• Task brief:
Quote all entries exactly, leaving pictures aside.

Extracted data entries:
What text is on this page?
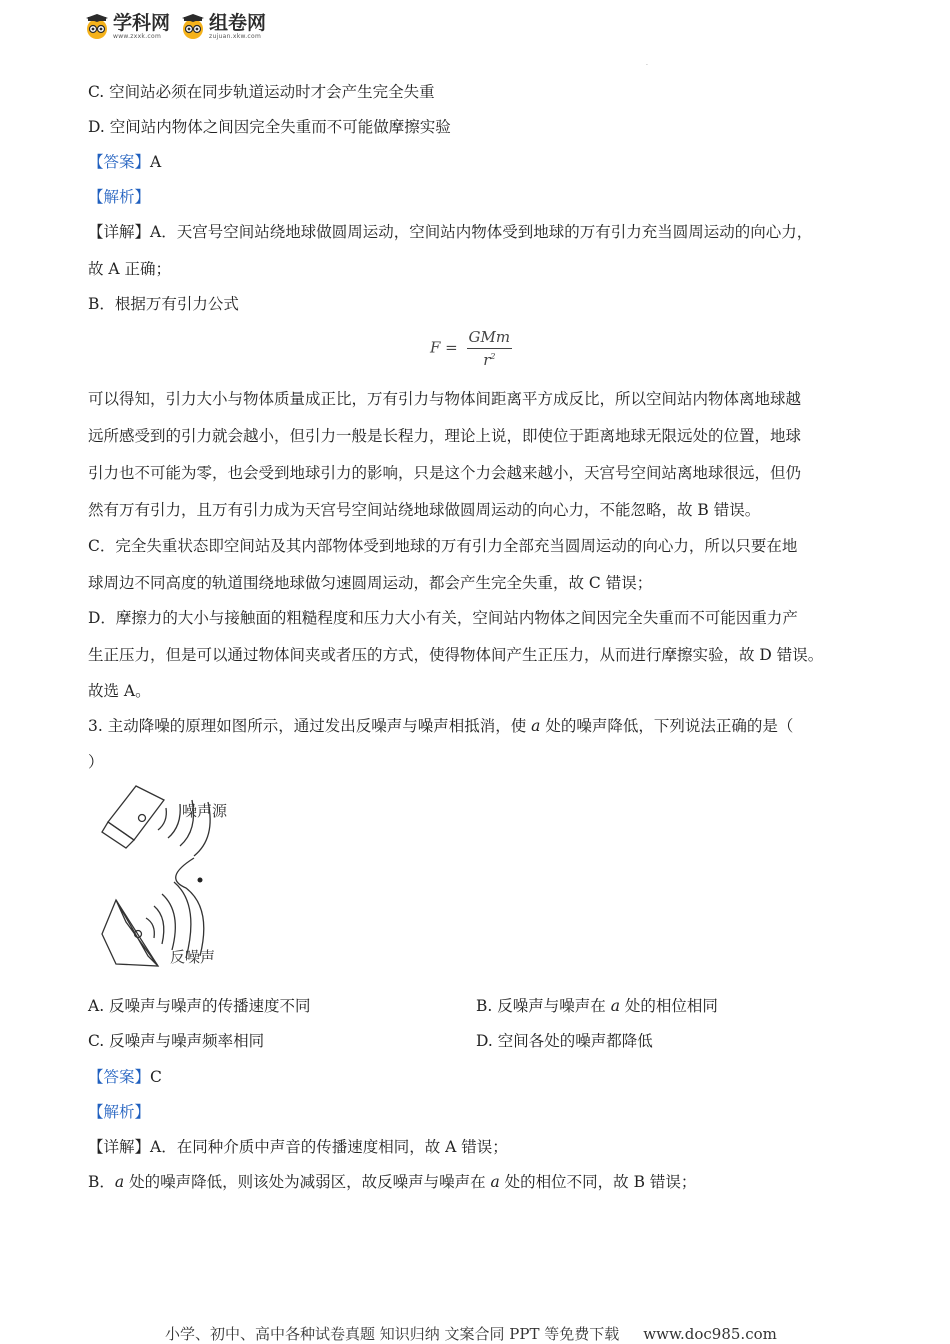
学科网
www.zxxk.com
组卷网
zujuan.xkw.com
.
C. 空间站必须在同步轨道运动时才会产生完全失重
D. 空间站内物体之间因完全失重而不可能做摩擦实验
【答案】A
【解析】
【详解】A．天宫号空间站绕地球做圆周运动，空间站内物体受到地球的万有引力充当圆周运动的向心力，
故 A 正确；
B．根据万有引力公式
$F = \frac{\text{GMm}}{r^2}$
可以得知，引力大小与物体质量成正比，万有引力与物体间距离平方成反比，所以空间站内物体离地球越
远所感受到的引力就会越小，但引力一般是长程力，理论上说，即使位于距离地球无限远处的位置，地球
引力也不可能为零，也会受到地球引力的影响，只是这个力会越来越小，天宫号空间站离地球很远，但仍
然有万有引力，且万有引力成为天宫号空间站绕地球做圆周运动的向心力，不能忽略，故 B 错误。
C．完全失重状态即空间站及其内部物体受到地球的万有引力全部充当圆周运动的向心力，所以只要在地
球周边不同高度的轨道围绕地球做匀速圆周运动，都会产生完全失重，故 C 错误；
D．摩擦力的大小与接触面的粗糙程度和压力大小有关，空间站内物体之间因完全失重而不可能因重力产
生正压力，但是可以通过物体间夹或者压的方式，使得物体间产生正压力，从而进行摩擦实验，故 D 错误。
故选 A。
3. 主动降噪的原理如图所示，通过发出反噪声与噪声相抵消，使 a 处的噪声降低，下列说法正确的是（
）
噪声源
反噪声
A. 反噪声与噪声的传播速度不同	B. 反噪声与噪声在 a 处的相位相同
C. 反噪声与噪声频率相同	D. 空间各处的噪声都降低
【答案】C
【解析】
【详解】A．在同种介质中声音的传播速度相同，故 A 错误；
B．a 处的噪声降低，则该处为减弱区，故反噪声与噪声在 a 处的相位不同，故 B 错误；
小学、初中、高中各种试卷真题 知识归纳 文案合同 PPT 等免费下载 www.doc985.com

• Written response:
What text is on this page?
学科网
www.zxxk.com
组卷网
zujuan.xkw.com
.
C. 空间站必须在同步轨道运动时才会产生完全失重
D. 空间站内物体之间因完全失重而不可能做摩擦实验
【答案】A
【解析】
【详解】A．天宫号空间站绕地球做圆周运动，空间站内物体受到地球的万有引力充当圆周运动的向心力，
故 A 正确；
B．根据万有引力公式
$F = \frac{\text{GMm}}{r^2}$
可以得知，引力大小与物体质量成正比，万有引力与物体间距离平方成反比，所以空间站内物体离地球越
远所感受到的引力就会越小，但引力一般是长程力，理论上说，即使位于距离地球无限远处的位置，地球
引力也不可能为零，也会受到地球引力的影响，只是这个力会越来越小，天宫号空间站离地球很远，但仍
然有万有引力，且万有引力成为天宫号空间站绕地球做圆周运动的向心力，不能忽略，故 B 错误。
C．完全失重状态即空间站及其内部物体受到地球的万有引力全部充当圆周运动的向心力，所以只要在地
球周边不同高度的轨道围绕地球做匀速圆周运动，都会产生完全失重，故 C 错误；
D．摩擦力的大小与接触面的粗糙程度和压力大小有关，空间站内物体之间因完全失重而不可能因重力产
生正压力，但是可以通过物体间夹或者压的方式，使得物体间产生正压力，从而进行摩擦实验，故 D 错误。
故选 A。
3. 主动降噪的原理如图所示，通过发出反噪声与噪声相抵消，使 a 处的噪声降低，下列说法正确的是（
）
噪声源
反噪声
A. 反噪声与噪声的传播速度不同	B. 反噪声与噪声在 a 处的相位相同
C. 反噪声与噪声频率相同	D. 空间各处的噪声都降低
【答案】C
【解析】
【详解】A．在同种介质中声音的传播速度相同，故 A 错误；
B．a 处的噪声降低，则该处为减弱区，故反噪声与噪声在 a 处的相位不同，故 B 错误；
小学、初中、高中各种试卷真题 知识归纳 文案合同 PPT 等免费下载 www.doc985.com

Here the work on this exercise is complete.